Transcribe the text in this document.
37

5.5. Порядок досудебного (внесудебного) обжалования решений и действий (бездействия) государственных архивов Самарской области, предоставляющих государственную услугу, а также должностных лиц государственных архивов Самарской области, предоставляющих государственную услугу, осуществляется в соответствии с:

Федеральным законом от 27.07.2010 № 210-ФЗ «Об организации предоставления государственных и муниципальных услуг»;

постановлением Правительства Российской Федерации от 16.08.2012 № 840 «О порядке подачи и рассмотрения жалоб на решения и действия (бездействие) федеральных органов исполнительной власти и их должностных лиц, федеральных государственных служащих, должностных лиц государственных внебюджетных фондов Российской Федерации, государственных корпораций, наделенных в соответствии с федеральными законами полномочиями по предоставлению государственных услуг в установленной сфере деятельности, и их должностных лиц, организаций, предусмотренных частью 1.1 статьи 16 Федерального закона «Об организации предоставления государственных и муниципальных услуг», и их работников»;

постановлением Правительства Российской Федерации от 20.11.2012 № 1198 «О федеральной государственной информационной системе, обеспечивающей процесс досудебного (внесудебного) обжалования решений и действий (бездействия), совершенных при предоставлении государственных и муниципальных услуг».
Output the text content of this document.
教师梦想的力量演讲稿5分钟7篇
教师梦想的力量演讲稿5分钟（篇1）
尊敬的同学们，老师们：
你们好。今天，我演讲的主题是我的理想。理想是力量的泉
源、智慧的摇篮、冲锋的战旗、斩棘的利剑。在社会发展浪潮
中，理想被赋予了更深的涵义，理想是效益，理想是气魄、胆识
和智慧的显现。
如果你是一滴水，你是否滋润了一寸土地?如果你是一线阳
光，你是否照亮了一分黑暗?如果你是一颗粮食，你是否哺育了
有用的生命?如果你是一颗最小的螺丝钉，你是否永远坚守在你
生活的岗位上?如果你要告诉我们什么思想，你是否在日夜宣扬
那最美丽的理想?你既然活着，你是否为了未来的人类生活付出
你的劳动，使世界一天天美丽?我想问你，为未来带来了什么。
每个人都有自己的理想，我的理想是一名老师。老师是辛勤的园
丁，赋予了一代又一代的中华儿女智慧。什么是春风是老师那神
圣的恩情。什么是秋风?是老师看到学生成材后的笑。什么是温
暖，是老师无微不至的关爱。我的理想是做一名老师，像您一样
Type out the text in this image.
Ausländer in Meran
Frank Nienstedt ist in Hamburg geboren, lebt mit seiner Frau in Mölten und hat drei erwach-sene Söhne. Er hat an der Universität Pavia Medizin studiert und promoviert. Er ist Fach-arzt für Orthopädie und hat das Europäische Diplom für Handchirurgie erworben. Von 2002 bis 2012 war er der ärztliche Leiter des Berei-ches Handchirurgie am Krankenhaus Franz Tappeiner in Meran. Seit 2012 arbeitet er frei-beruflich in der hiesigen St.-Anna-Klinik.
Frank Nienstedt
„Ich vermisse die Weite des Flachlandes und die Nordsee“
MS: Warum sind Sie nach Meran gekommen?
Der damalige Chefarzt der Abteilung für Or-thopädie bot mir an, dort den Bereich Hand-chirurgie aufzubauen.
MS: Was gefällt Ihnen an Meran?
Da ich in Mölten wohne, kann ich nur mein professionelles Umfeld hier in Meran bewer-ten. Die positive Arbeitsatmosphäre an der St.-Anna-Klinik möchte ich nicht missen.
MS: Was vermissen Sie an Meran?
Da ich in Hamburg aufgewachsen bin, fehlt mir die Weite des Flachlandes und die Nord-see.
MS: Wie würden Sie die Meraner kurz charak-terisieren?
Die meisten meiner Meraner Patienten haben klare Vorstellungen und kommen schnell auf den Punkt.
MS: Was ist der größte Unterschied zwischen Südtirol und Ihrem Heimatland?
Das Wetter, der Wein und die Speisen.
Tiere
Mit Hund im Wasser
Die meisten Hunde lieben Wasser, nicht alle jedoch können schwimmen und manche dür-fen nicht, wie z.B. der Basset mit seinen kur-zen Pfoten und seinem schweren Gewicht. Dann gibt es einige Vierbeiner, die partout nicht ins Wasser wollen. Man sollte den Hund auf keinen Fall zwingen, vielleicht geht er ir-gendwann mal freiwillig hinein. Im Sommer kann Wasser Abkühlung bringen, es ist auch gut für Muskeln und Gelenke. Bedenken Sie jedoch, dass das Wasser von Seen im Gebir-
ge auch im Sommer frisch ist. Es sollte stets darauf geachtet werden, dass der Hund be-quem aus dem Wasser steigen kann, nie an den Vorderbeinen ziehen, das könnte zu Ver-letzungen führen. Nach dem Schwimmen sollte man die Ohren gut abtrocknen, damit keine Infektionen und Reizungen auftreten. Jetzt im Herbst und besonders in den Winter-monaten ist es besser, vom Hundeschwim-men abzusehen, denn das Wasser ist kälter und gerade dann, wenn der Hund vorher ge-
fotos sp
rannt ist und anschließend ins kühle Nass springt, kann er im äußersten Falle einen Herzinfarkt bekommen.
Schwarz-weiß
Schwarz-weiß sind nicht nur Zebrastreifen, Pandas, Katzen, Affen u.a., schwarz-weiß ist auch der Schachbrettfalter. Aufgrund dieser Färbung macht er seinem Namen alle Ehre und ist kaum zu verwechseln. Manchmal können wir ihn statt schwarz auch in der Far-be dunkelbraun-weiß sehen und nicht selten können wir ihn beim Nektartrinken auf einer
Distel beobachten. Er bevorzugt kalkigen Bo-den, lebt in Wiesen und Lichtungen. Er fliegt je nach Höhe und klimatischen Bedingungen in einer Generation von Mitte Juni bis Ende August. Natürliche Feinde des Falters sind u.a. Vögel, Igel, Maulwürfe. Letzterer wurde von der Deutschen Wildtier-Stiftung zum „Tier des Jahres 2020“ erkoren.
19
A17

··········

**What is asked:** The records above should be restated word for word, please.

**Output for this exercise:**
Transcribe the text in this document.
37

5.5. Порядок досудебного (внесудебного) обжалования решений и действий (бездействия) государственных архивов Самарской области, предоставляющих государственную услугу, а также должностных лиц государственных архивов Самарской области, предоставляющих государственную услугу, осуществляется в соответствии с:

Федеральным законом от 27.07.2010 № 210-ФЗ «Об организации предоставления государственных и муниципальных услуг»;

постановлением Правительства Российской Федерации от 16.08.2012 № 840 «О порядке подачи и рассмотрения жалоб на решения и действия (бездействие) федеральных органов исполнительной власти и их должностных лиц, федеральных государственных служащих, должностных лиц государственных внебюджетных фондов Российской Федерации, государственных корпораций, наделенных в соответствии с федеральными законами полномочиями по предоставлению государственных услуг в установленной сфере деятельности, и их должностных лиц, организаций, предусмотренных частью 1.1 статьи 16 Федерального закона «Об организации предоставления государственных и муниципальных услуг», и их работников»;

постановлением Правительства Российской Федерации от 20.11.2012 № 1198 «О федеральной государственной информационной системе, обеспечивающей процесс досудебного (внесудебного) обжалования решений и действий (бездействия), совершенных при предоставлении государственных и муниципальных услуг».
Output the text content of this document.
教师梦想的力量演讲稿5分钟7篇
教师梦想的力量演讲稿5分钟（篇1）
尊敬的同学们，老师们：
你们好。今天，我演讲的主题是我的理想。理想是力量的泉
源、智慧的摇篮、冲锋的战旗、斩棘的利剑。在社会发展浪潮
中，理想被赋予了更深的涵义，理想是效益，理想是气魄、胆识
和智慧的显现。
如果你是一滴水，你是否滋润了一寸土地?如果你是一线阳
光，你是否照亮了一分黑暗?如果你是一颗粮食，你是否哺育了
有用的生命?如果你是一颗最小的螺丝钉，你是否永远坚守在你
生活的岗位上?如果你要告诉我们什么思想，你是否在日夜宣扬
那最美丽的理想?你既然活着，你是否为了未来的人类生活付出
你的劳动，使世界一天天美丽?我想问你，为未来带来了什么。
每个人都有自己的理想，我的理想是一名老师。老师是辛勤的园
丁，赋予了一代又一代的中华儿女智慧。什么是春风是老师那神
圣的恩情。什么是秋风?是老师看到学生成材后的笑。什么是温
暖，是老师无微不至的关爱。我的理想是做一名老师，像您一样
Type out the text in this image.
Ausländer in Meran
Frank Nienstedt ist in Hamburg geboren, lebt mit seiner Frau in Mölten und hat drei erwach-sene Söhne. Er hat an der Universität Pavia Medizin studiert und promoviert. Er ist Fach-arzt für Orthopädie und hat das Europäische Diplom für Handchirurgie erworben. Von 2002 bis 2012 war er der ärztliche Leiter des Berei-ches Handchirurgie am Krankenhaus Franz Tappeiner in Meran. Seit 2012 arbeitet er frei-beruflich in der hiesigen St.-Anna-Klinik.
Frank Nienstedt
„Ich vermisse die Weite des Flachlandes und die Nordsee“
MS: Warum sind Sie nach Meran gekommen?
Der damalige Chefarzt der Abteilung für Or-thopädie bot mir an, dort den Bereich Hand-chirurgie aufzubauen.
MS: Was gefällt Ihnen an Meran?
Da ich in Mölten wohne, kann ich nur mein professionelles Umfeld hier in Meran bewer-ten. Die positive Arbeitsatmosphäre an der St.-Anna-Klinik möchte ich nicht missen.
MS: Was vermissen Sie an Meran?
Da ich in Hamburg aufgewachsen bin, fehlt mir die Weite des Flachlandes und die Nord-see.
MS: Wie würden Sie die Meraner kurz charak-terisieren?
Die meisten meiner Meraner Patienten haben klare Vorstellungen und kommen schnell auf den Punkt.
MS: Was ist der größte Unterschied zwischen Südtirol und Ihrem Heimatland?
Das Wetter, der Wein und die Speisen.
Tiere
Mit Hund im Wasser
Die meisten Hunde lieben Wasser, nicht alle jedoch können schwimmen und manche dür-fen nicht, wie z.B. der Basset mit seinen kur-zen Pfoten und seinem schweren Gewicht. Dann gibt es einige Vierbeiner, die partout nicht ins Wasser wollen. Man sollte den Hund auf keinen Fall zwingen, vielleicht geht er ir-gendwann mal freiwillig hinein. Im Sommer kann Wasser Abkühlung bringen, es ist auch gut für Muskeln und Gelenke. Bedenken Sie jedoch, dass das Wasser von Seen im Gebir-
ge auch im Sommer frisch ist. Es sollte stets darauf geachtet werden, dass der Hund be-quem aus dem Wasser steigen kann, nie an den Vorderbeinen ziehen, das könnte zu Ver-letzungen führen. Nach dem Schwimmen sollte man die Ohren gut abtrocknen, damit keine Infektionen und Reizungen auftreten. Jetzt im Herbst und besonders in den Winter-monaten ist es besser, vom Hundeschwim-men abzusehen, denn das Wasser ist kälter und gerade dann, wenn der Hund vorher ge-
fotos sp
rannt ist und anschließend ins kühle Nass springt, kann er im äußersten Falle einen Herzinfarkt bekommen.
Schwarz-weiß
Schwarz-weiß sind nicht nur Zebrastreifen, Pandas, Katzen, Affen u.a., schwarz-weiß ist auch der Schachbrettfalter. Aufgrund dieser Färbung macht er seinem Namen alle Ehre und ist kaum zu verwechseln. Manchmal können wir ihn statt schwarz auch in der Far-be dunkelbraun-weiß sehen und nicht selten können wir ihn beim Nektartrinken auf einer
Distel beobachten. Er bevorzugt kalkigen Bo-den, lebt in Wiesen und Lichtungen. Er fliegt je nach Höhe und klimatischen Bedingungen in einer Generation von Mitte Juni bis Ende August. Natürliche Feinde des Falters sind u.a. Vögel, Igel, Maulwürfe. Letzterer wurde von der Deutschen Wildtier-Stiftung zum „Tier des Jahres 2020“ erkoren.
19
A17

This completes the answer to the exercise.